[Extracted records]

---

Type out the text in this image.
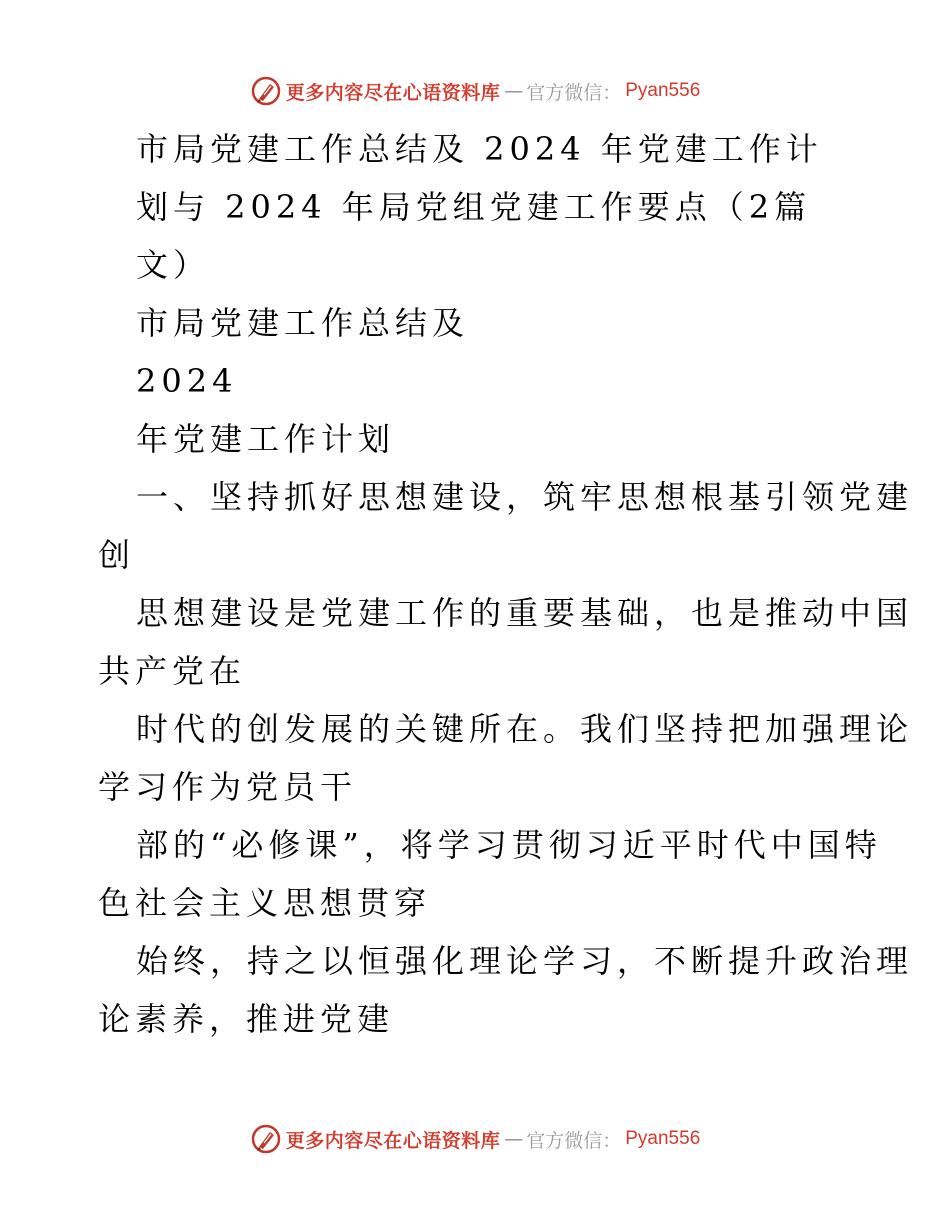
更多内容尽在心语资料库 — 官方微信： Pyan556
市局党建工作总结及 2024 年党建工作计
划与 2024 年局党组党建工作要点（2篇
文）
市局党建工作总结及
2024
年党建工作计划
一、坚持抓好思想建设，筑牢思想根基引领党建
创
思想建设是党建工作的重要基础，也是推动中国
共产党在
时代的创发展的关键所在。我们坚持把加强理论
学习作为党员干
部的“必修课”，将学习贯彻习近平时代中国特
色社会主义思想贯穿
始终，持之以恒强化理论学习，不断提升政治理
论素养，推进党建
更多内容尽在心语资料库 — 官方微信： Pyan556
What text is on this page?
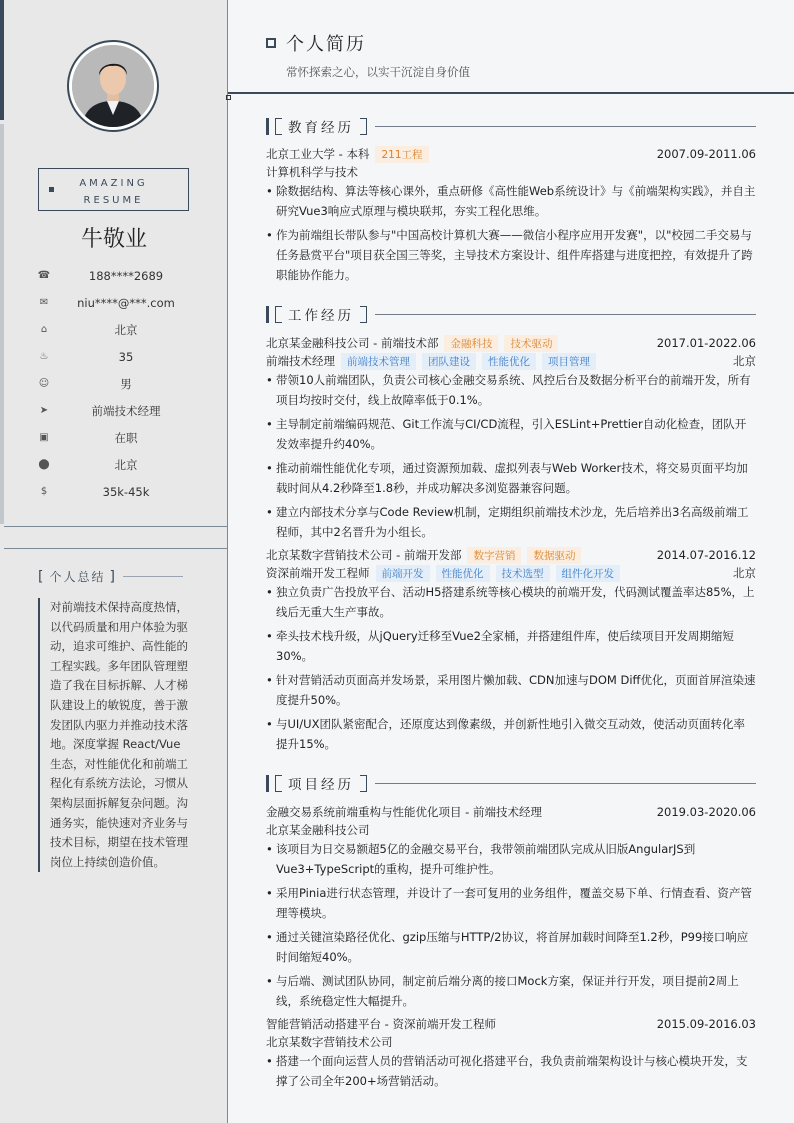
AMAZING
RESUME
牛敬业
☎	188****2689
✉	niu****@***.com
⌂	北京
♨	35
☺	男
➤	前端技术经理
▣	在职
⬤	北京
$	35k-45k
[ 个人总结 ]
对前端技术保持高度热情，以代码质量和用户体验为驱动，追求可维护、高性能的工程实践。多年团队管理塑造了我在目标拆解、人才梯队建设上的敏锐度，善于激发团队内驱力并推动技术落地。深度掌握 React/Vue 生态，对性能优化和前端工程化有系统方法论，习惯从架构层面拆解复杂问题。沟通务实，能快速对齐业务与技术目标，期望在技术管理岗位上持续创造价值。
个人简历
常怀探索之心，以实干沉淀自身价值
教育经历
北京工业大学 - 本科	211工程	2007.09-2011.06
计算机科学与技术
• 除数据结构、算法等核心课外，重点研修《高性能Web系统设计》与《前端架构实践》，并自主研究Vue3响应式原理与模块联邦，夯实工程化思维。
• 作为前端组长带队参与"中国高校计算机大赛——微信小程序应用开发赛"，以"校园二手交易与任务悬赏平台"项目获全国三等奖，主导技术方案设计、组件库搭建与进度把控，有效提升了跨职能协作能力。
工作经历
北京某金融科技公司 - 前端技术部	金融科技	技术驱动	2017.01-2022.06
前端技术经理	前端技术管理	团队建设	性能优化	项目管理	北京
• 带领10人前端团队，负责公司核心金融交易系统、风控后台及数据分析平台的前端开发，所有项目均按时交付，线上故障率低于0.1%。
• 主导制定前端编码规范、Git工作流与CI/CD流程，引入ESLint+Prettier自动化检查，团队开发效率提升约40%。
• 推动前端性能优化专项，通过资源预加载、虚拟列表与Web Worker技术，将交易页面平均加载时间从4.2秒降至1.8秒，并成功解决多浏览器兼容问题。
• 建立内部技术分享与Code Review机制，定期组织前端技术沙龙，先后培养出3名高级前端工程师，其中2名晋升为小组长。
北京某数字营销技术公司 - 前端开发部	数字营销	数据驱动	2014.07-2016.12
资深前端开发工程师	前端开发	性能优化	技术选型	组件化开发	北京
• 独立负责广告投放平台、活动H5搭建系统等核心模块的前端开发，代码测试覆盖率达85%，上线后无重大生产事故。
• 牵头技术栈升级，从jQuery迁移至Vue2全家桶，并搭建组件库，使后续项目开发周期缩短30%。
• 针对营销活动页面高并发场景，采用图片懒加载、CDN加速与DOM Diff优化，页面首屏渲染速度提升50%。
• 与UI/UX团队紧密配合，还原度达到像素级，并创新性地引入微交互动效，使活动页面转化率提升15%。
项目经历
金融交易系统前端重构与性能优化项目 - 前端技术经理	2019.03-2020.06
北京某金融科技公司
• 该项目为日交易额超5亿的金融交易平台，我带领前端团队完成从旧版AngularJS到Vue3+TypeScript的重构，提升可维护性。
• 采用Pinia进行状态管理，并设计了一套可复用的业务组件，覆盖交易下单、行情查看、资产管理等模块。
• 通过关键渲染路径优化、gzip压缩与HTTP/2协议，将首屏加载时间降至1.2秒，P99接口响应时间缩短40%。
• 与后端、测试团队协同，制定前后端分离的接口Mock方案，保证并行开发，项目提前2周上线，系统稳定性大幅提升。
智能营销活动搭建平台 - 资深前端开发工程师	2015.09-2016.03
北京某数字营销技术公司
• 搭建一个面向运营人员的营销活动可视化搭建平台，我负责前端架构设计与核心模块开发，支撑了公司全年200+场营销活动。
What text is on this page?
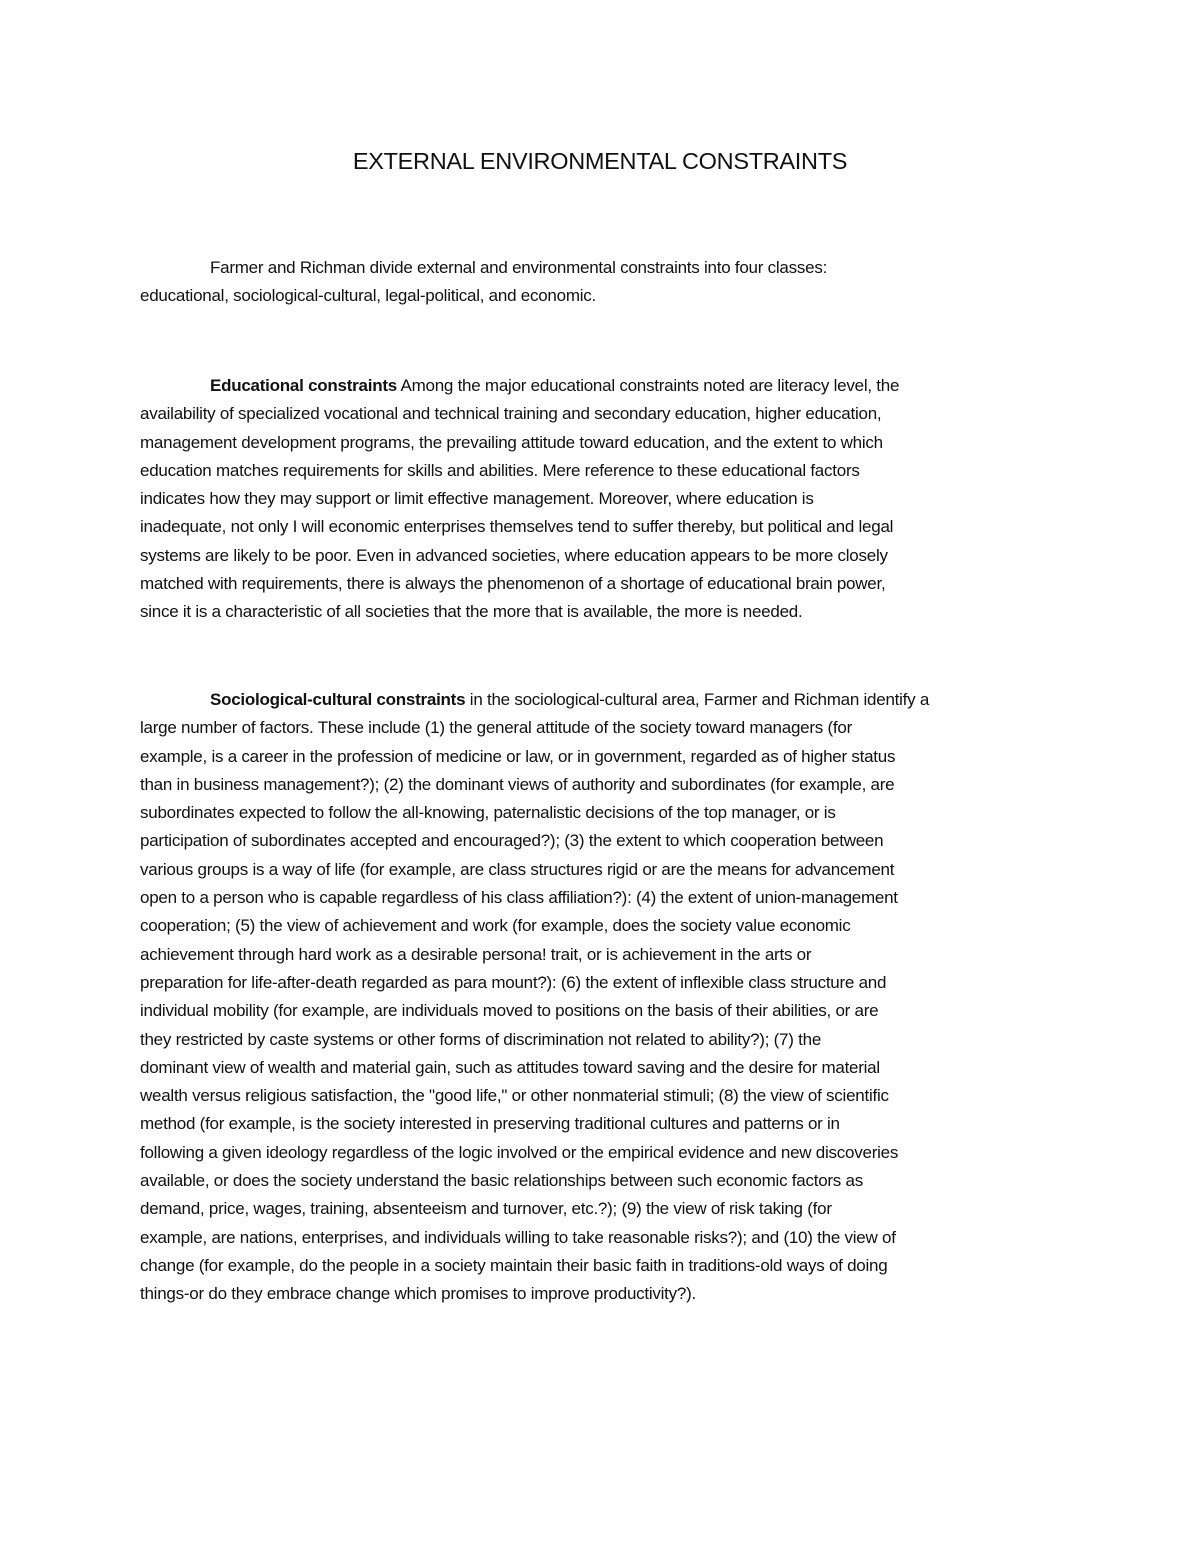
EXTERNAL ENVIRONMENTAL CONSTRAINTS
Farmer and Richman divide external and environmental constraints into four classes:
educational, sociological-cultural, legal-political, and economic.
Educational constraints Among the major educational constraints noted are literacy level, the
availability of specialized vocational and technical training and secondary education, higher education,
management development programs, the prevailing attitude toward education, and the extent to which
education matches requirements for skills and abilities. Mere reference to these educational factors
indicates how they may support or limit effective management. Moreover, where education is
inadequate, not only I will economic enterprises themselves tend to suffer thereby, but political and legal
systems are likely to be poor. Even in advanced societies, where education appears to be more closely
matched with requirements, there is always the phenomenon of a shortage of educational brain power,
since it is a characteristic of all societies that the more that is available, the more is needed.
Sociological-cultural constraints in the sociological-cultural area, Farmer and Richman identify a
large number of factors. These include (1) the general attitude of the society toward managers (for
example, is a career in the profession of medicine or law, or in government, regarded as of higher status
than in business management?); (2) the dominant views of authority and subordinates (for example, are
subordinates expected to follow the all-knowing, paternalistic decisions of the top manager, or is
participation of subordinates accepted and encouraged?); (3) the extent to which cooperation between
various groups is a way of life (for example, are class structures rigid or are the means for advancement
open to a person who is capable regardless of his class affiliation?): (4) the extent of union-management
cooperation; (5) the view of achievement and work (for example, does the society value economic
achievement through hard work as a desirable persona! trait, or is achievement in the arts or
preparation for life-after-death regarded as para mount?): (6) the extent of inflexible class structure and
individual mobility (for example, are individuals moved to positions on the basis of their abilities, or are
they restricted by caste systems or other forms of discrimination not related to ability?); (7) the
dominant view of wealth and material gain, such as attitudes toward saving and the desire for material
wealth versus religious satisfaction, the "good life," or other nonmaterial stimuli; (8) the view of scientific
method (for example, is the society interested in preserving traditional cultures and patterns or in
following a given ideology regardless of the logic involved or the empirical evidence and new discoveries
available, or does the society understand the basic relationships between such economic factors as
demand, price, wages, training, absenteeism and turnover, etc.?); (9) the view of risk taking (for
example, are nations, enterprises, and individuals willing to take reasonable risks?); and (10) the view of
change (for example, do the people in a society maintain their basic faith in traditions-old ways of doing
things-or do they embrace change which promises to improve productivity?).
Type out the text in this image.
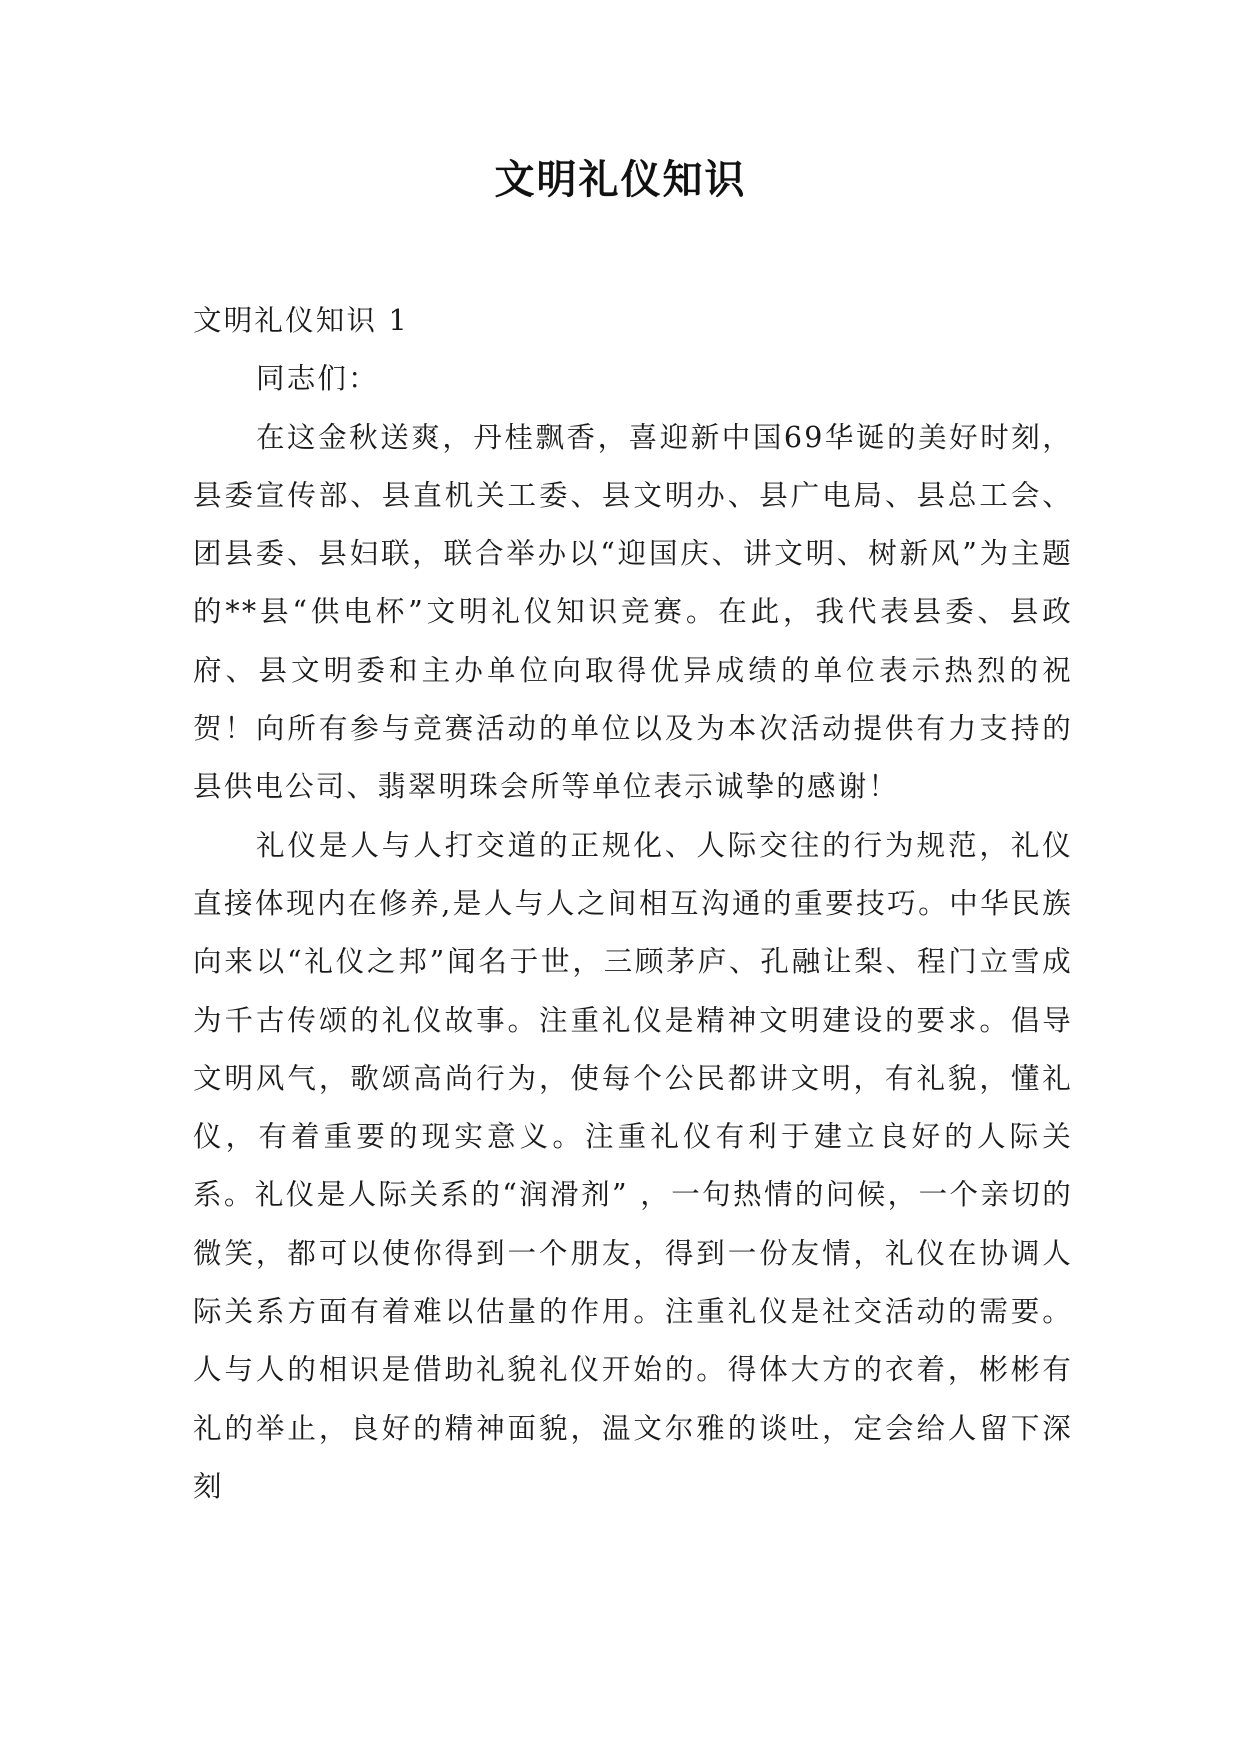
文明礼仪知识

文明礼仪知识 1

同志们：

在这金秋送爽，丹桂飘香，喜迎新中国69华诞的美好时刻，县委宣传部、县直机关工委、县文明办、县广电局、县总工会、团县委、县妇联，联合举办以“迎国庆、讲文明、树新风”为主题的**县“供电杯”文明礼仪知识竞赛。在此，我代表县委、县政府、县文明委和主办单位向取得优异成绩的单位表示热烈的祝贺！向所有参与竞赛活动的单位以及为本次活动提供有力支持的县供电公司、翡翠明珠会所等单位表示诚挚的感谢！

礼仪是人与人打交道的正规化、人际交往的行为规范，礼仪直接体现内在修养,是人与人之间相互沟通的重要技巧。中华民族向来以“礼仪之邦”闻名于世，三顾茅庐、孔融让梨、程门立雪成为千古传颂的礼仪故事。注重礼仪是精神文明建设的要求。倡导文明风气，歌颂高尚行为，使每个公民都讲文明，有礼貌，懂礼仪，有着重要的现实意义。注重礼仪有利于建立良好的人际关系。礼仪是人际关系的“润滑剂” ，一句热情的问候，一个亲切的微笑，都可以使你得到一个朋友，得到一份友情，礼仪在协调人际关系方面有着难以估量的作用。注重礼仪是社交活动的需要。人与人的相识是借助礼貌礼仪开始的。得体大方的衣着，彬彬有礼的举止，良好的精神面貌，温文尔雅的谈吐，定会给人留下深刻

---

Tally the lines above that contain the word "their", and reply with only the number.

• _EXPECTED ANSWER_:
2